▶ _What is needed_
Could you transcribe the material below exactly, without leaving out a single line?

Stored data entries
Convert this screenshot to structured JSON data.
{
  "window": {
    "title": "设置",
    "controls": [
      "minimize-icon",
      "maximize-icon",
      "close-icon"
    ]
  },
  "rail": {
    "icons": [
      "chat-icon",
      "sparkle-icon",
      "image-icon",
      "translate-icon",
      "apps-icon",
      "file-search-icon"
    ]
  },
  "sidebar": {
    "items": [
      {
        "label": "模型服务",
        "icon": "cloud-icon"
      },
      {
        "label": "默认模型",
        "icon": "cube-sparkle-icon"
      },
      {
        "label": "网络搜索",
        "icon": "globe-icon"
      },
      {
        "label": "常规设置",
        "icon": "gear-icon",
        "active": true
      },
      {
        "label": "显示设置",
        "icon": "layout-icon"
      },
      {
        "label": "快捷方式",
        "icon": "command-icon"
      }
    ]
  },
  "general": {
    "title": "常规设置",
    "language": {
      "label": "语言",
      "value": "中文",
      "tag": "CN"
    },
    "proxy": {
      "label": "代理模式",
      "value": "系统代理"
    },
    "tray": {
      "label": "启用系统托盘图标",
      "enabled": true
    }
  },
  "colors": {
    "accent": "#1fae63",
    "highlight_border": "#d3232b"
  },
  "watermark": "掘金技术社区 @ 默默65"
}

▶ _Exercise result_
Convert this screenshot to structured JSON data.
{
  "window": {
    "title": "设置",
    "controls": [
      "minimize-icon",
      "maximize-icon",
      "close-icon"
    ]
  },
  "rail": {
    "icons": [
      "chat-icon",
      "sparkle-icon",
      "image-icon",
      "translate-icon",
      "apps-icon",
      "file-search-icon"
    ]
  },
  "sidebar": {
    "items": [
      {
        "label": "模型服务",
        "icon": "cloud-icon"
      },
      {
        "label": "默认模型",
        "icon": "cube-sparkle-icon"
      },
      {
        "label": "网络搜索",
        "icon": "globe-icon"
      },
      {
        "label": "常规设置",
        "icon": "gear-icon",
        "active": true
      },
      {
        "label": "显示设置",
        "icon": "layout-icon"
      },
      {
        "label": "快捷方式",
        "icon": "command-icon"
      }
    ]
  },
  "general": {
    "title": "常规设置",
    "language": {
      "label": "语言",
      "value": "中文",
      "tag": "CN"
    },
    "proxy": {
      "label": "代理模式",
      "value": "系统代理"
    },
    "tray": {
      "label": "启用系统托盘图标",
      "enabled": true
    }
  },
  "colors": {
    "accent": "#1fae63",
    "highlight_border": "#d3232b"
  },
  "watermark": "掘金技术社区 @ 默默65"
}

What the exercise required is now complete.